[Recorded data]
+ + + + + + +

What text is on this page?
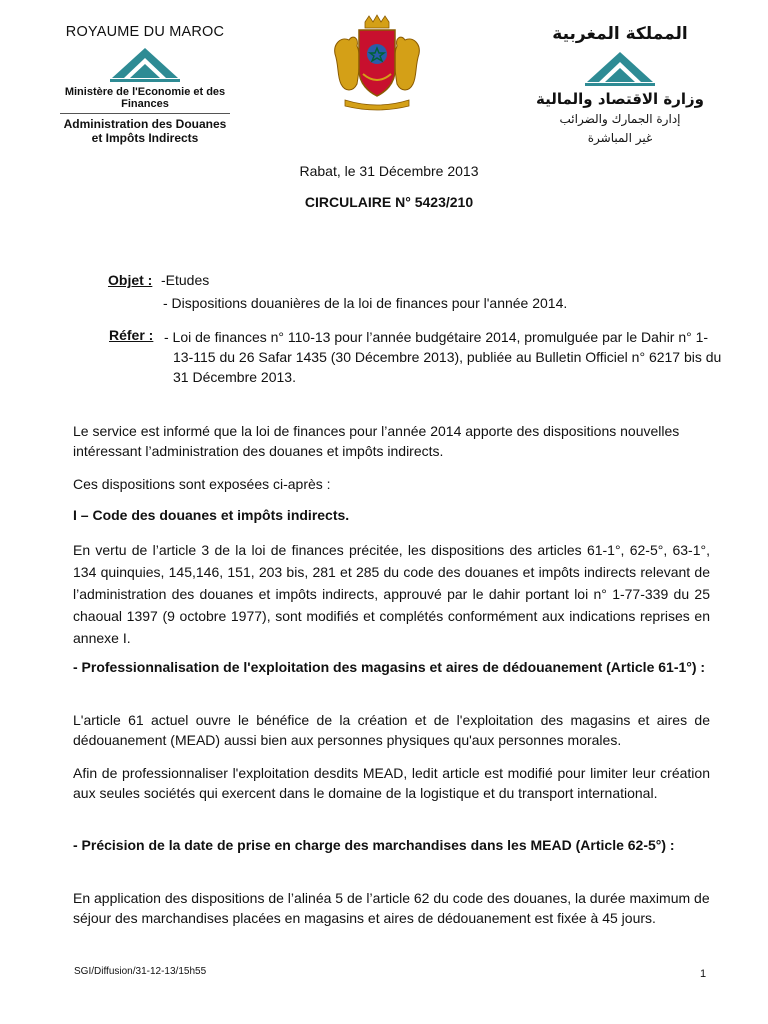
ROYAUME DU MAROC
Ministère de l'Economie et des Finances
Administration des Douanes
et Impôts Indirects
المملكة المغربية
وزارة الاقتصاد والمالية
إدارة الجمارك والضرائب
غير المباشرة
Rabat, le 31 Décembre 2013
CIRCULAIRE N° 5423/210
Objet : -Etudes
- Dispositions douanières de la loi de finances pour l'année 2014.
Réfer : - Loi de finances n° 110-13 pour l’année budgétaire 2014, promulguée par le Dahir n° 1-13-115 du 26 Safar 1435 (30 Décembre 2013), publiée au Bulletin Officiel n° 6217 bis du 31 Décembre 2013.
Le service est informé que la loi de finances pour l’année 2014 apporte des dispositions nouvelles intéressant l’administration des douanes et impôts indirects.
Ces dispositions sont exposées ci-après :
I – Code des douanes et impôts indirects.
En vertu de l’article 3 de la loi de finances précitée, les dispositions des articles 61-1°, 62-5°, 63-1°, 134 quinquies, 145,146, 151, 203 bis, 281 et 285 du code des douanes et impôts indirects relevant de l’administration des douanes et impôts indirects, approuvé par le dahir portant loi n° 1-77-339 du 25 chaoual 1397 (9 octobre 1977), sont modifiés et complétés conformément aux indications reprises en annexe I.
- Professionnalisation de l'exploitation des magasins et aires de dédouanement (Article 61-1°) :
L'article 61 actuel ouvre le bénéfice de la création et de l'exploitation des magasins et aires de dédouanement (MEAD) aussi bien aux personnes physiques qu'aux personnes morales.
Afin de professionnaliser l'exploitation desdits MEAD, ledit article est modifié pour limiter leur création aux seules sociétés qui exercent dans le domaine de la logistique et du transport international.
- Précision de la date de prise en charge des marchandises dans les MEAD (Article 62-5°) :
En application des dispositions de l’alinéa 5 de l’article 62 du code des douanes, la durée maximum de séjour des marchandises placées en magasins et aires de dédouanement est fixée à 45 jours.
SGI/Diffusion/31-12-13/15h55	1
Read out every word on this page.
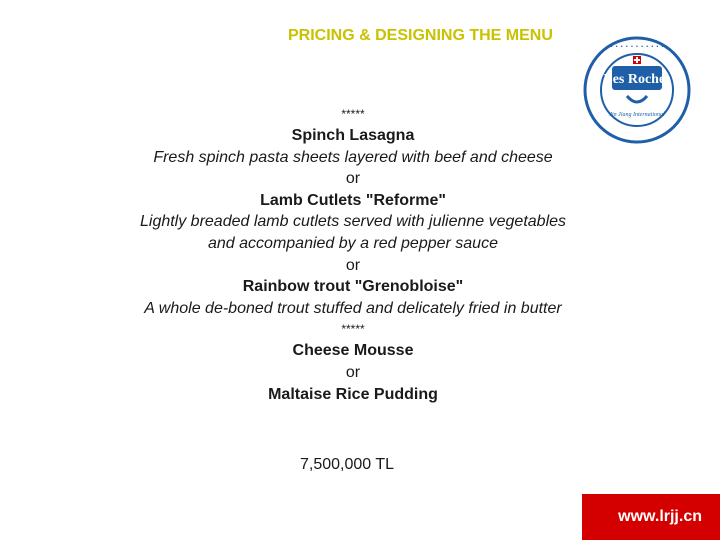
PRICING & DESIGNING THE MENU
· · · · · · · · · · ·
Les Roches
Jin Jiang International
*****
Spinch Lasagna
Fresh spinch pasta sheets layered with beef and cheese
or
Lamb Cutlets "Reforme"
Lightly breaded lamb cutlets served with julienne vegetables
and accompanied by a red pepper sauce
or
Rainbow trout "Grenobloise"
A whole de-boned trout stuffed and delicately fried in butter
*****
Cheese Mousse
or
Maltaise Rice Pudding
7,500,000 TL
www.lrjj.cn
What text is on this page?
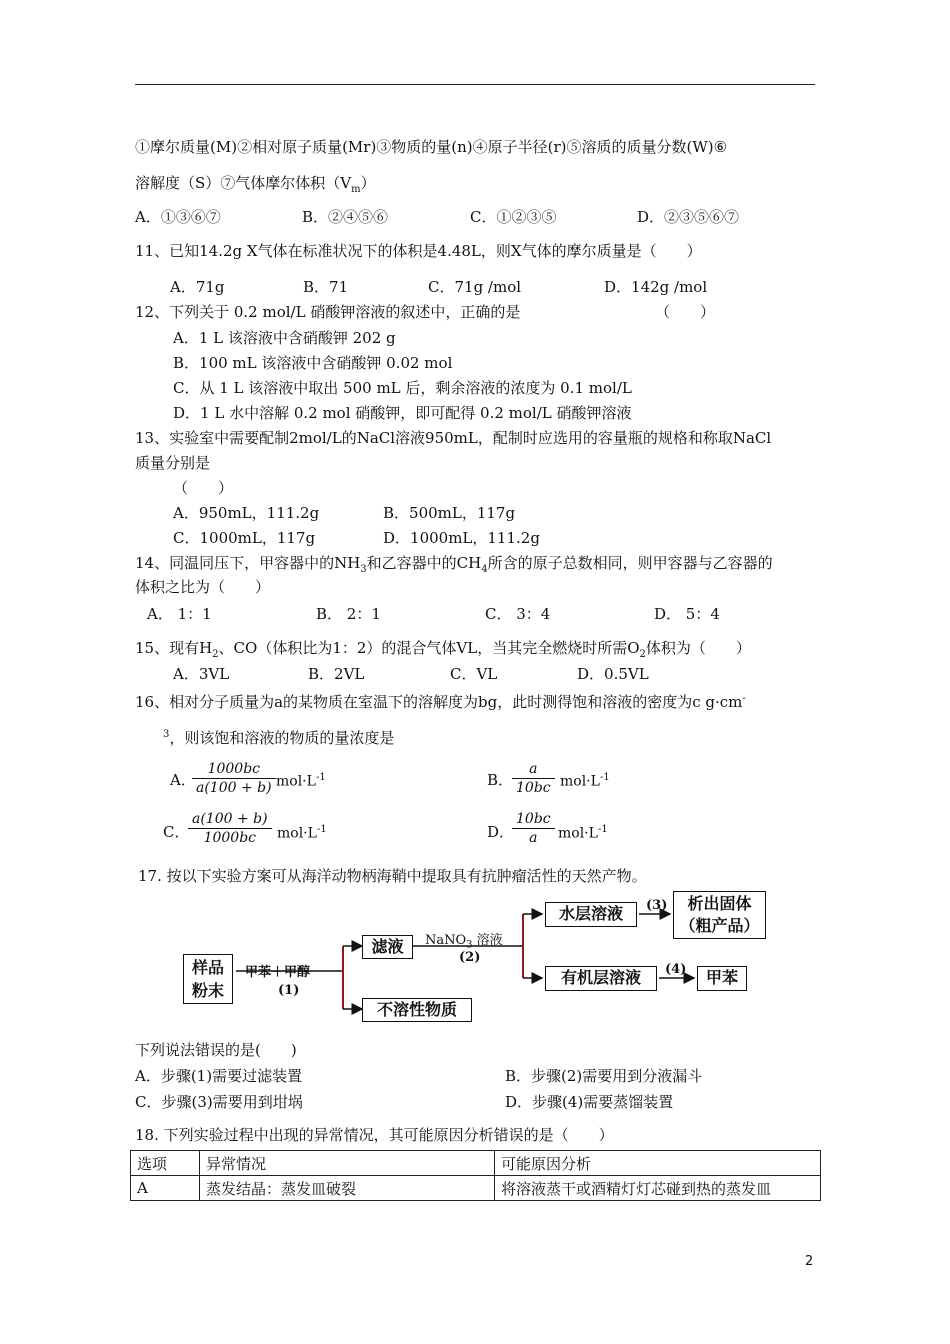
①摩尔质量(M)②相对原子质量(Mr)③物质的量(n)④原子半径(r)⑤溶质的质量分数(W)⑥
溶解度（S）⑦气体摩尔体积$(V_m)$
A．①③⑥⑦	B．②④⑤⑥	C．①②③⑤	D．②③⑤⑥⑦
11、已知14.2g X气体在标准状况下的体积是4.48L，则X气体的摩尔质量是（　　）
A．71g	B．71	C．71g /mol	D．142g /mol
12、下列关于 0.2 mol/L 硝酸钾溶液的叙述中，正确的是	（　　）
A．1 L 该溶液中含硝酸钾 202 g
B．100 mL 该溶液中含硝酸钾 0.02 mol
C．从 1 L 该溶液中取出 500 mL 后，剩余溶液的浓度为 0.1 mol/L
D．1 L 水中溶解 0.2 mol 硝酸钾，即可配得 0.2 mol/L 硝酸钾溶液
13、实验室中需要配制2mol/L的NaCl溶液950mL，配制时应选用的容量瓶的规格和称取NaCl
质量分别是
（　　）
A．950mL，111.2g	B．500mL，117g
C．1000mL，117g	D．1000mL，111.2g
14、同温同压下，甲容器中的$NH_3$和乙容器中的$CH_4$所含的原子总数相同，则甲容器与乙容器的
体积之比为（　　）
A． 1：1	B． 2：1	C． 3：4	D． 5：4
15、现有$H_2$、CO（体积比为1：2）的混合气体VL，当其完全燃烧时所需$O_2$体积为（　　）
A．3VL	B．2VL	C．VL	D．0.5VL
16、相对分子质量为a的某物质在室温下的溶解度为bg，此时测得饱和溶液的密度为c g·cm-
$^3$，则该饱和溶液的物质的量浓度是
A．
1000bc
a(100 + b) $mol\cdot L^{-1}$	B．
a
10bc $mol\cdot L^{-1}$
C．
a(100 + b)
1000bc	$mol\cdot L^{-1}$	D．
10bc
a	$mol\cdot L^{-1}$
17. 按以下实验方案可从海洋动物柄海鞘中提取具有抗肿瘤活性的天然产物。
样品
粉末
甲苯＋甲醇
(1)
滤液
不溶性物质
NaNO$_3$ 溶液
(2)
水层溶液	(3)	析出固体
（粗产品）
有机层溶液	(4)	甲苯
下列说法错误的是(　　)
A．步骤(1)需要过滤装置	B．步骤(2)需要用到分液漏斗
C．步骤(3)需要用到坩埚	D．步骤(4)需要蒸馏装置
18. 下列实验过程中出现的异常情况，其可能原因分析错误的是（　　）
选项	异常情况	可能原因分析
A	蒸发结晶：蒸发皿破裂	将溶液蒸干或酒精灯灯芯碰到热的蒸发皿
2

+ + + + + + +

▶ _Stated exercise_:
Select the lines from the entries that include the word "cdot".

▶ _Written response_:
a(100 + b) $mol\cdot L^{-1}$	B．
10bc $mol\cdot L^{-1}$
1000bc	$mol\cdot L^{-1}$	D．
a	$mol\cdot L^{-1}$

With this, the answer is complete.